Where does the string "content" appear in the records? Copy every line that contains it.

§ **SOURCE RECORDS**
☆ ☆ ☆ ☆ ☆ ☆ ☆
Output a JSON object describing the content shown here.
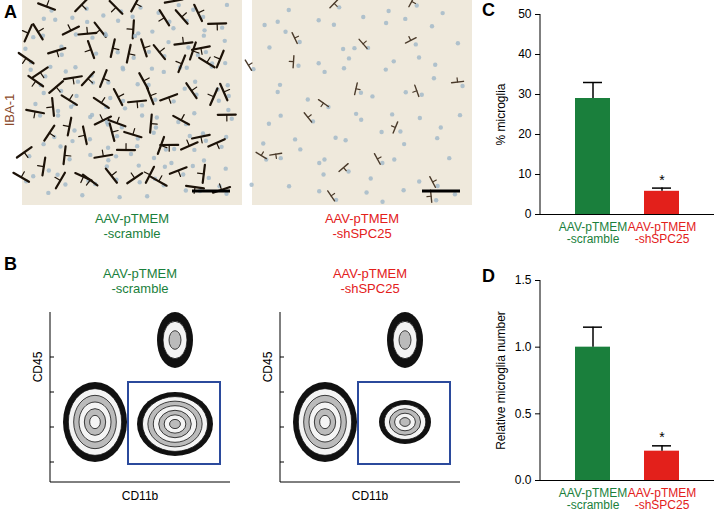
{
  "chart_data": [
    {
      "type": "bar",
      "title": "C",
      "y_label": "% microglia",
      "categories": [
        "AAV-pTMEM\n-scramble",
        "AAV-pTMEM\n-shSPC25"
      ],
      "values": [
        29,
        5.8
      ],
      "errors": [
        4,
        0.8
      ],
      "colors": [
        "#1a7f3c",
        "#e3201b"
      ],
      "ylim": [
        0,
        50
      ],
      "yticks": [
        0,
        10,
        20,
        30,
        40,
        50
      ],
      "annotations": [
        {
          "category": 1,
          "text": "*"
        }
      ]
    },
    {
      "type": "bar",
      "title": "D",
      "y_label": "Relative microglia number",
      "categories": [
        "AAV-pTMEM\n-scramble",
        "AAV-pTMEM\n-shSPC25"
      ],
      "values": [
        1.0,
        0.22
      ],
      "errors": [
        0.15,
        0.04
      ],
      "colors": [
        "#1a7f3c",
        "#e3201b"
      ],
      "ylim": [
        0,
        1.5
      ],
      "yticks": [
        {
          "value": 0,
          "label": "0.0"
        },
        {
          "value": 0.5,
          "label": "0.5"
        },
        {
          "value": 1,
          "label": "1.0"
        },
        {
          "value": 1.5,
          "label": "1.5"
        }
      ],
      "annotations": [
        {
          "category": 1,
          "text": "*"
        }
      ]
    }
  ],
  "panel_a": {
    "label": "A",
    "stain": "IBA-1",
    "stain_color": "#8b4a2b",
    "images": [
      {
        "label": "AAV-pTMEM\n-scramble",
        "color": "#1a7f3c"
      },
      {
        "label": "AAV-pTMEM\n-shSPC25",
        "color": "#e3201b"
      }
    ]
  },
  "panel_b": {
    "label": "B",
    "y_label": "CD45",
    "x_label": "CD11b",
    "plots": [
      {
        "label": "AAV-pTMEM\n-scramble",
        "color": "#1a7f3c"
      },
      {
        "label": "AAV-pTMEM\n-shSPC25",
        "color": "#e3201b"
      }
    ]
  }
}
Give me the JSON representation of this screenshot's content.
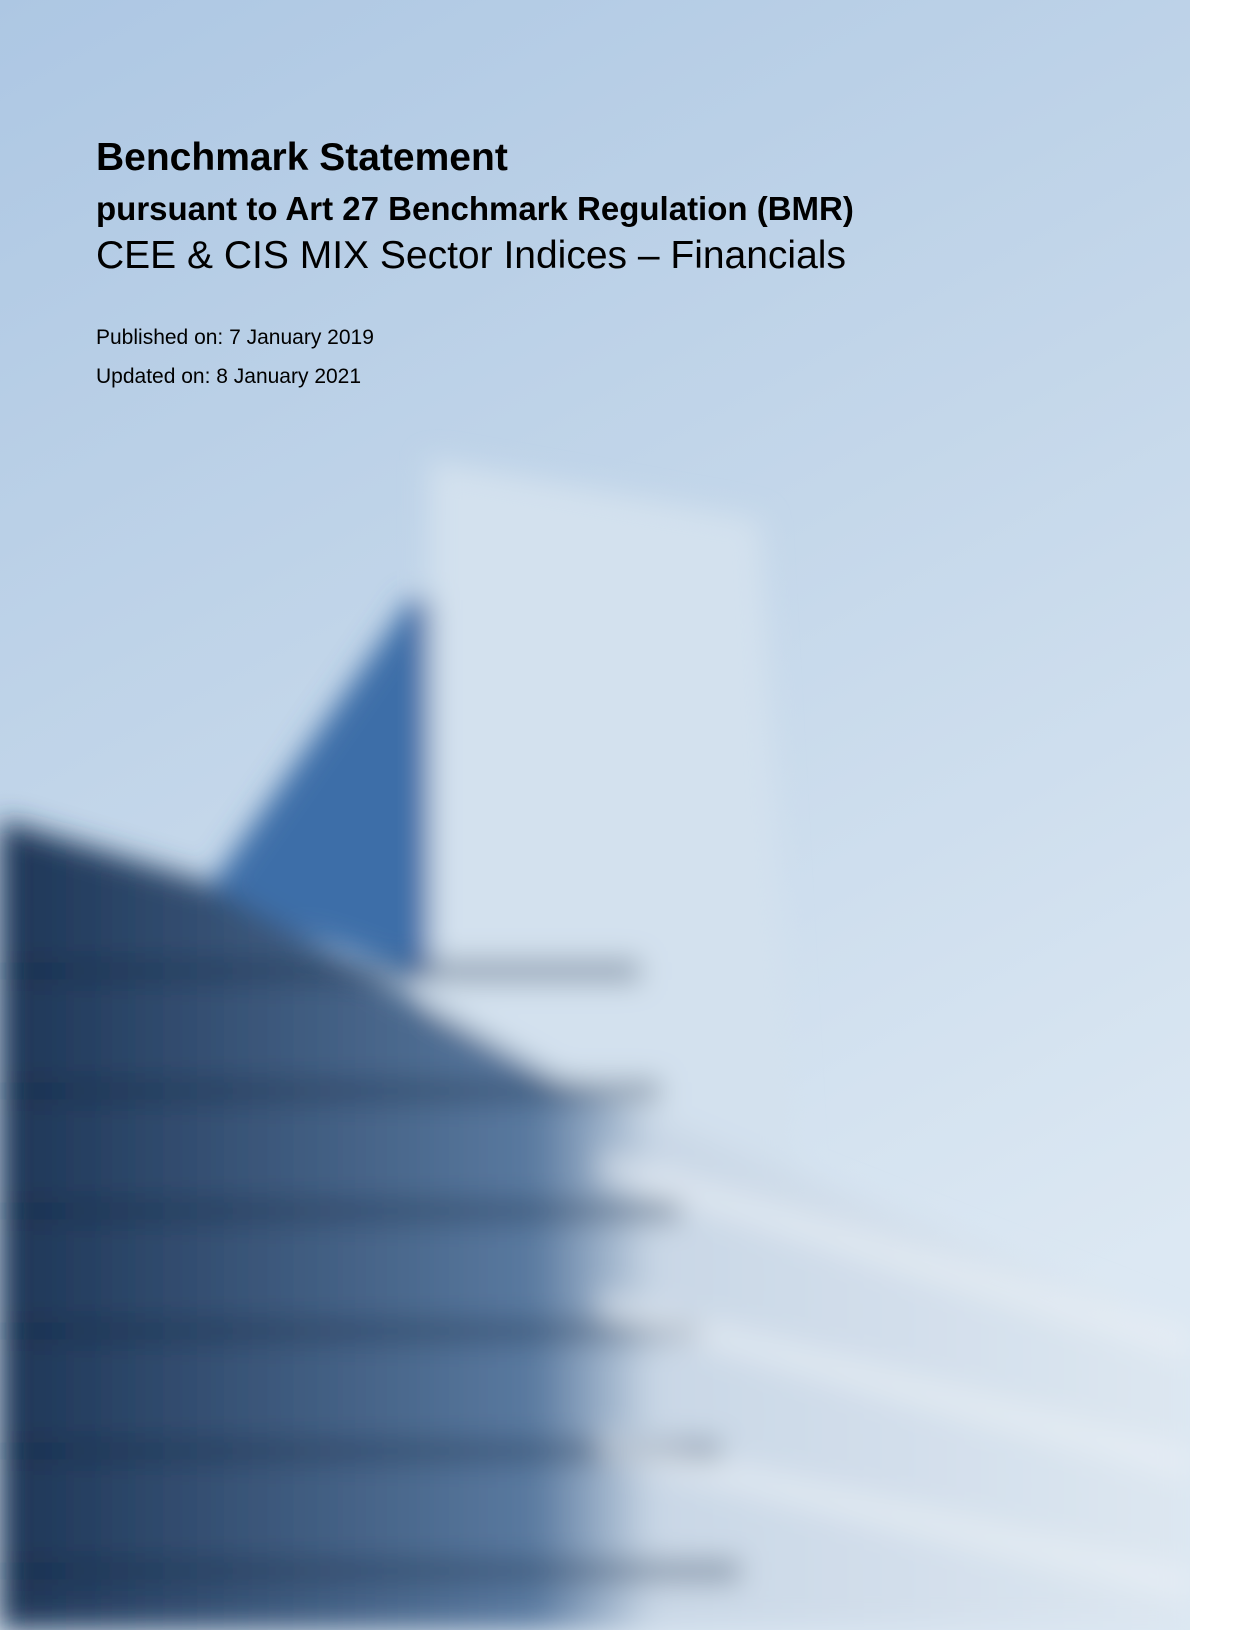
{
  "header": {
    "title": "Benchmark Statement",
    "subtitle": "pursuant to Art 27 Benchmark Regulation (BMR)",
    "index_name": "CEE & CIS MIX Sector Indices – Financials"
  },
  "dates": {
    "published": "Published on: 7 January 2019",
    "updated": "Updated on: 8 January 2021"
  }
}
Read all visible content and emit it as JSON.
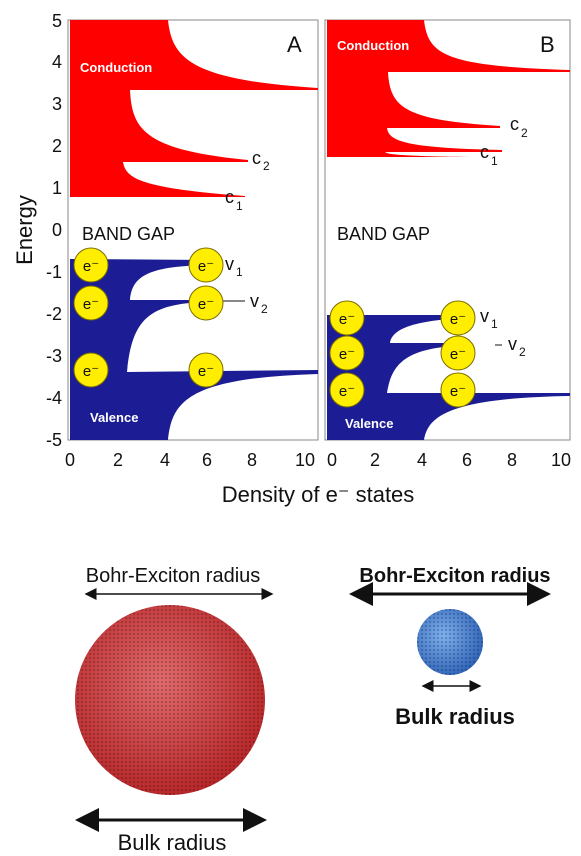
{
  "panels": [
    {
      "letter": "A",
      "conduction_label": "Conduction",
      "valence_label": "Valence",
      "band_gap_label": "BAND GAP",
      "states": [
        {
          "label": "c",
          "sub": "2",
          "energy": 1.7
        },
        {
          "label": "c",
          "sub": "1",
          "energy": 0.8
        },
        {
          "label": "v",
          "sub": "1",
          "energy": -0.8
        },
        {
          "label": "v",
          "sub": "2",
          "energy": -1.7
        }
      ],
      "electron_label": "e⁻",
      "electron_levels": [
        -0.8,
        -1.7,
        -3.4
      ]
    },
    {
      "letter": "B",
      "conduction_label": "Conduction",
      "valence_label": "Valence",
      "band_gap_label": "BAND GAP",
      "states": [
        {
          "label": "c",
          "sub": "2",
          "energy": 2.5
        },
        {
          "label": "c",
          "sub": "1",
          "energy": 1.8
        },
        {
          "label": "v",
          "sub": "1",
          "energy": -2.0
        },
        {
          "label": "v",
          "sub": "2",
          "energy": -2.7
        }
      ],
      "electron_label": "e⁻",
      "electron_levels": [
        -2.0,
        -2.7,
        -3.4
      ]
    }
  ],
  "axes": {
    "ylabel": "Energy",
    "xlabel": "Density of e⁻ states",
    "y_ticks": [
      "5",
      "4",
      "3",
      "2",
      "1",
      "0",
      "-1",
      "-2",
      "-3",
      "-4",
      "-5"
    ],
    "x_ticks": [
      "0",
      "2",
      "4",
      "6",
      "8",
      "10"
    ],
    "y_range": [
      -5,
      5
    ],
    "x_range": [
      0,
      10
    ]
  },
  "bottom": {
    "left_top_label": "Bohr-Exciton radius",
    "left_bottom_label": "Bulk radius",
    "right_top_label": "Bohr-Exciton radius",
    "right_bottom_label": "Bulk radius"
  },
  "colors": {
    "conduction": "#ff0000",
    "valence": "#1c1c94",
    "electron": "#ffee00",
    "bulk_sphere": "#c8393b",
    "dot_sphere": "#3d7fd4"
  }
}
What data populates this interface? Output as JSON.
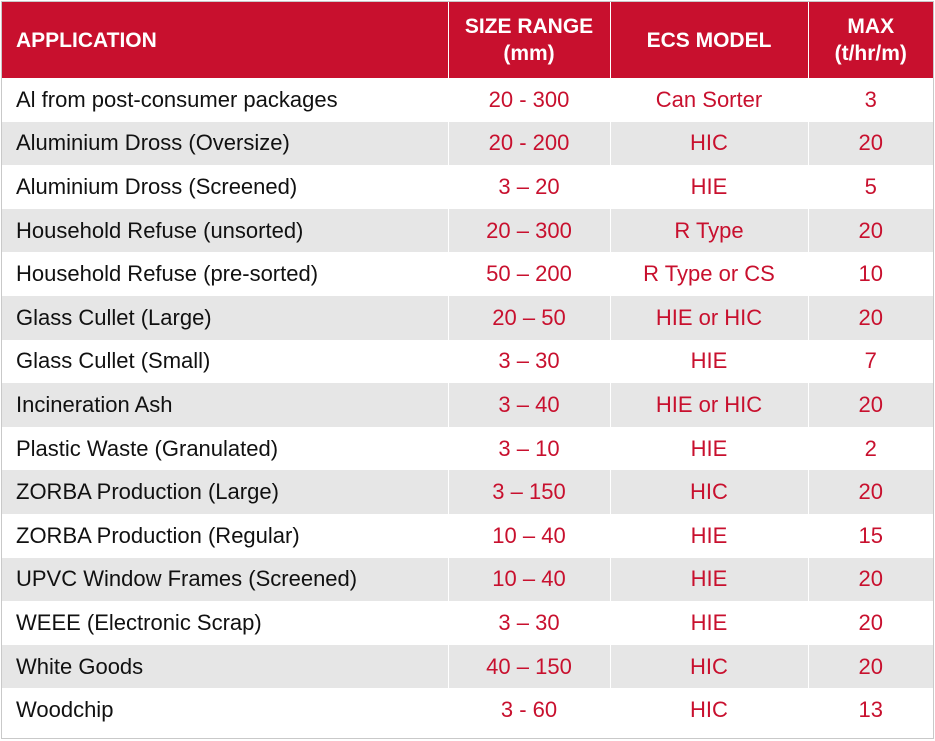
{
  "colors": {
    "header_bg": "#c8102e",
    "header_text": "#ffffff",
    "value_text": "#c8102e",
    "app_text": "#111111",
    "stripe": "#e6e6e6"
  },
  "table": {
    "headers": {
      "application": "APPLICATION",
      "size_range_line1": "SIZE RANGE",
      "size_range_line2": "(mm)",
      "ecs_model": "ECS MODEL",
      "max_line1": "MAX",
      "max_line2": "(t/hr/m)"
    },
    "rows": [
      {
        "application": "Al from post-consumer packages",
        "size_range": "20 - 300",
        "ecs_model": "Can Sorter",
        "max": "3"
      },
      {
        "application": "Aluminium Dross (Oversize)",
        "size_range": "20 - 200",
        "ecs_model": "HIC",
        "max": "20"
      },
      {
        "application": "Aluminium Dross (Screened)",
        "size_range": "3 – 20",
        "ecs_model": "HIE",
        "max": "5"
      },
      {
        "application": "Household Refuse (unsorted)",
        "size_range": "20 – 300",
        "ecs_model": "R Type",
        "max": "20"
      },
      {
        "application": "Household Refuse (pre-sorted)",
        "size_range": "50 – 200",
        "ecs_model": "R Type or CS",
        "max": "10"
      },
      {
        "application": "Glass Cullet (Large)",
        "size_range": "20 – 50",
        "ecs_model": "HIE or HIC",
        "max": "20"
      },
      {
        "application": "Glass Cullet (Small)",
        "size_range": "3 – 30",
        "ecs_model": "HIE",
        "max": "7"
      },
      {
        "application": "Incineration Ash",
        "size_range": "3 – 40",
        "ecs_model": "HIE or HIC",
        "max": "20"
      },
      {
        "application": "Plastic Waste (Granulated)",
        "size_range": "3 – 10",
        "ecs_model": "HIE",
        "max": "2"
      },
      {
        "application": "ZORBA Production (Large)",
        "size_range": "3 – 150",
        "ecs_model": "HIC",
        "max": "20"
      },
      {
        "application": "ZORBA Production (Regular)",
        "size_range": "10 – 40",
        "ecs_model": "HIE",
        "max": "15"
      },
      {
        "application": "UPVC Window Frames (Screened)",
        "size_range": "10 – 40",
        "ecs_model": "HIE",
        "max": "20"
      },
      {
        "application": "WEEE (Electronic Scrap)",
        "size_range": "3 – 30",
        "ecs_model": "HIE",
        "max": "20"
      },
      {
        "application": "White Goods",
        "size_range": "40 – 150",
        "ecs_model": "HIC",
        "max": "20"
      },
      {
        "application": "Woodchip",
        "size_range": "3 - 60",
        "ecs_model": "HIC",
        "max": "13"
      }
    ]
  }
}
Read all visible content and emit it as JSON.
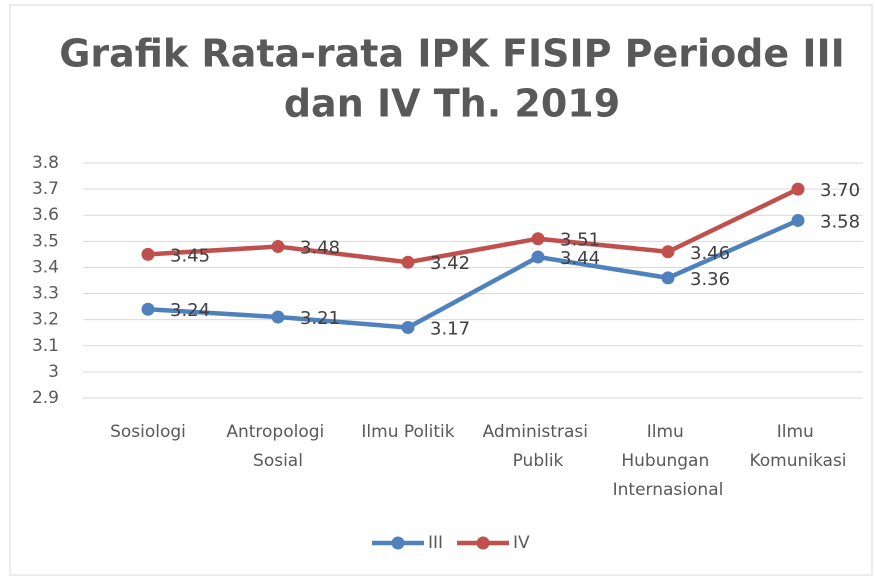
{
  "chart_data": {
    "type": "line",
    "title": [
      "Grafik Rata-rata IPK FISIP Periode III",
      "dan IV Th. 2019"
    ],
    "categories": [
      "Sosiologi",
      "Antropologi Sosial",
      "Ilmu Politik",
      "Administrasi Publik",
      "Ilmu Hubungan Internasional",
      "Ilmu Komunikasi"
    ],
    "series": [
      {
        "name": "III",
        "color": "#4f81bd",
        "values": [
          3.24,
          3.21,
          3.17,
          3.44,
          3.36,
          3.58
        ],
        "value_labels": [
          "3.24",
          "3.21",
          "3.17",
          "3.44",
          "3.36",
          "3.58"
        ]
      },
      {
        "name": "IV",
        "color": "#c0504d",
        "values": [
          3.45,
          3.48,
          3.42,
          3.51,
          3.46,
          3.7
        ],
        "value_labels": [
          "3.45",
          "3.48",
          "3.42",
          "3.51",
          "3.46",
          "3.70"
        ]
      }
    ],
    "ylim": [
      2.9,
      3.8
    ],
    "yticks": [
      2.9,
      3,
      3.1,
      3.2,
      3.3,
      3.4,
      3.5,
      3.6,
      3.7,
      3.8
    ],
    "grid": true,
    "legend": "bottom"
  }
}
☆ ☆ ☆ ☆ ☆ ☆ ☆
§ **SOLUTION TO THIS PROBLEM**
Output a JSON object describing the content shown here.
Give me the JSON representation of this screenshot's content.
Read all visible content and emit it as JSON.
Read all visible content and emit it as JSON.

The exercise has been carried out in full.